> SOURCE EXCERPT
━━━━

# First thing I do...



## Gabriel (May 10, 2011)

when I see a new thread is look at the number of posts by the OP.

If that number is 1, I tend to take everything with a grain of salt. In fact, I usually don't even read it.

If that number is between 2-10, I start to pay attention, but usually don't respond, because, well, there are lot of post and runners out there.

Once the OP is over 10-20 posts, and is posting a bit on other people's threads, then I'm more apt to begin trying to help them.

Anyone with me, or am I just being an a**hole?


----------



## lordmayhem (Feb 7, 2011)

Good strategy, one I should try to adopt. There are a lot of posters who post and run.


----------



## Kasler (Jul 20, 2012)

Agreed.

Also a lot of the 1 post seem to be to fanatical to be plausible.

The one guy posting about clowns running a train on his wife cracked me up though.


----------



## Sara8 (May 2, 2012)

Kasler said:


> Agreed.

━━━━

> GOALS
A. In the forum thread on judging new posters by their post count, why does Gabriel usually hold back from replying when an original poster has between 2 and 10 posts?
B. Extend the forum thread on judging new posters by their post count, picking up right after Sara8's quotation of Kasler's "Agreed."

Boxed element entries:
━━━━

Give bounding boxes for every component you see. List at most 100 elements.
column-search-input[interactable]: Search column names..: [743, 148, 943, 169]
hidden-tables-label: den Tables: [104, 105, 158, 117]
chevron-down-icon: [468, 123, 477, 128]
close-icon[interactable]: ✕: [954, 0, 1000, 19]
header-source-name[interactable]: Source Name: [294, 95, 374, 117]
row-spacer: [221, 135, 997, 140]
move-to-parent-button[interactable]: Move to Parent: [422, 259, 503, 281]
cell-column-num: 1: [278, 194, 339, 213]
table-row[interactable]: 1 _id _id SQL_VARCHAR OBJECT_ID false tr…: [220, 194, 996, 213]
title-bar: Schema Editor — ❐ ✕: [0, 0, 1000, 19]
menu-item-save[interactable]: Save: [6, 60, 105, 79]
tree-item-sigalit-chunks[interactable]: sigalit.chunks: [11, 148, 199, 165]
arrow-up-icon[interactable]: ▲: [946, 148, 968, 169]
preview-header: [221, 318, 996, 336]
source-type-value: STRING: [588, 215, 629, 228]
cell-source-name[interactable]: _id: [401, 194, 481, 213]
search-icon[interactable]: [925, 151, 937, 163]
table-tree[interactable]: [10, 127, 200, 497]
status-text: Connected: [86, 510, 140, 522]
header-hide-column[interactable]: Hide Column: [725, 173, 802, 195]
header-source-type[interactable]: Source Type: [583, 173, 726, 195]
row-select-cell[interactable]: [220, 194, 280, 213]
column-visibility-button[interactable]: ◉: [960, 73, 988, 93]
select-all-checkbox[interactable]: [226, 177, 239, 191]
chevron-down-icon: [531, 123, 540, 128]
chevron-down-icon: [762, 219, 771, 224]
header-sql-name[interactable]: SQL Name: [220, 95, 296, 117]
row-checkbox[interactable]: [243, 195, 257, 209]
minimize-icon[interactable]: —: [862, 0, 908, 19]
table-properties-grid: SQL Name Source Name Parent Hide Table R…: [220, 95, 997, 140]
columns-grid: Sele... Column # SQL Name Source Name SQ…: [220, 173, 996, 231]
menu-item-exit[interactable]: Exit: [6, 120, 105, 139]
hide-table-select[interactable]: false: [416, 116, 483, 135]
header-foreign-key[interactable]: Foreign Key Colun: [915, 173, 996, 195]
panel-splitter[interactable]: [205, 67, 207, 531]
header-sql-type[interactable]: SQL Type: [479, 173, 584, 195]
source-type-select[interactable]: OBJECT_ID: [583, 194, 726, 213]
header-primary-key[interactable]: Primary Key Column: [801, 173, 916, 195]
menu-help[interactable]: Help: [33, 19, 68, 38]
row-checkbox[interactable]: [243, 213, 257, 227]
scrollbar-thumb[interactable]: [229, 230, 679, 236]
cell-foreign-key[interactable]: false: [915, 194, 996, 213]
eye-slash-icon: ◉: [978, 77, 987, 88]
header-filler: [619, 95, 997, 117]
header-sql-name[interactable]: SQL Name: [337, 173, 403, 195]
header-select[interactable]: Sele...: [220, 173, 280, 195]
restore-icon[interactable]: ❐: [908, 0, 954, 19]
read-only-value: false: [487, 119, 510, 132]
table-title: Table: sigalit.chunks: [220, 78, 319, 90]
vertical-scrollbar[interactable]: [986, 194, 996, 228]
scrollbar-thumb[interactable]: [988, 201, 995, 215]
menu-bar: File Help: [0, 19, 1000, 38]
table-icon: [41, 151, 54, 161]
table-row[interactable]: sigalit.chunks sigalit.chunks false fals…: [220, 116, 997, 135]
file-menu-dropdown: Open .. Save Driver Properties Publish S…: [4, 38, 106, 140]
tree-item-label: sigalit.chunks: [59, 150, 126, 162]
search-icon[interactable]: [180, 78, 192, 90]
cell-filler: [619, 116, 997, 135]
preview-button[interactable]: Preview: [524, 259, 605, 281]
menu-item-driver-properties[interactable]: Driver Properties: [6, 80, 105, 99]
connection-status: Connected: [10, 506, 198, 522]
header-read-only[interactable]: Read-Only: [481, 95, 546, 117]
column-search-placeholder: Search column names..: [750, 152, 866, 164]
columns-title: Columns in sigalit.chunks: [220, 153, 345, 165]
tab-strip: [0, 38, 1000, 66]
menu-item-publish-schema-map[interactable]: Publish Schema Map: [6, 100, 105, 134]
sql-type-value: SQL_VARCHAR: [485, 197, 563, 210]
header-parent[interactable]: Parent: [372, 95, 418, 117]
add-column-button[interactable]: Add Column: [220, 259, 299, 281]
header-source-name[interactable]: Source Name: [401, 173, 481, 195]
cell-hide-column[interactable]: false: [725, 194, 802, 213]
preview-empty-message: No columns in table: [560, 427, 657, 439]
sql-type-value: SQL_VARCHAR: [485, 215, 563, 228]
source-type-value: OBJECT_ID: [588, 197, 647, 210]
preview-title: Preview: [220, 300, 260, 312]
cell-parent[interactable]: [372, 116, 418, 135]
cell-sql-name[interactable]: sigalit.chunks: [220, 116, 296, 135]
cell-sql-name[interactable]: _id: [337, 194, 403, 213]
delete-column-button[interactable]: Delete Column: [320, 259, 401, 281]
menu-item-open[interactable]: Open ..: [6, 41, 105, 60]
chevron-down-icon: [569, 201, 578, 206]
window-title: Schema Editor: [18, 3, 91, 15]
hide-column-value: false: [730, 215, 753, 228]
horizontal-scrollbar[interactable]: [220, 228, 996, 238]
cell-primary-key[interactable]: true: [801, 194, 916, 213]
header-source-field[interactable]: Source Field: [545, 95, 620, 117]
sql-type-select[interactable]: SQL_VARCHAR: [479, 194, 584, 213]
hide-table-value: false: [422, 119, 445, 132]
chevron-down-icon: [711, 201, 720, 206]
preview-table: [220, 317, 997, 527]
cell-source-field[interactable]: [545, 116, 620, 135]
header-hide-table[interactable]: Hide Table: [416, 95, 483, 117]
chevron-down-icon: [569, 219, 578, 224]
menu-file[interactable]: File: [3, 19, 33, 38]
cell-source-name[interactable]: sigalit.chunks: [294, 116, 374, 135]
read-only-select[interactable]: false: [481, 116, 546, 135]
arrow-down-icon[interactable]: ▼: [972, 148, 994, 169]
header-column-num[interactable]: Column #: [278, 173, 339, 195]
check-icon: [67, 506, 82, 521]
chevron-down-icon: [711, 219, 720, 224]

━━━━

> ANSWERS BY TASK
A. Gabriel says that when an original poster has between 2 and 10 posts, he starts to pay attention but usually doesn't respond. His stated reason is that there are a lot of "post and runners" out there.

B.
> 
> Also a lot of the 1 post seem to be to fanatical to be plausible.
> 
> The one guy posting about clowns running a train on his wife cracked me up though.


I agree. But truth can be stranger than fiction. 

I think a lot of BS's who post don't come back because they are overwhelmed. 

Or, perhaps they are not used to using the internet, find the board and can't find their way back. 

I always give the benefit of the doubt. 

If it's a fake post. So what, let them laugh. If it's real they at least get some valuable insight even if they may not want to initially hear it. 

During my initial reconciliation, I never posted here. 

I lurked on the reconciliation board. 

I wanted to save my marriage so badly that I didn't want to deal with the negative feed back I knew I would get here. So I avoided this board. 

I wish I hadn't. But I did. 

I can see it with some posters here, too. 

If they are in R and the people here question it from the outside looking in, they get a tad testy about it, rather than just considering the possibility that their spouse went underground or is engaging in some other sexually addictive behaviors, and staying alert as suggested.


----------



## Writer (Aug 3, 2012)

I tend to judge on a case by case basis. 

I know that the truth can be stranger than some of the things that I write about. Nah, not really. However, some of the things that happened to my husband's OW could appear in a novel. She was hit by a bus.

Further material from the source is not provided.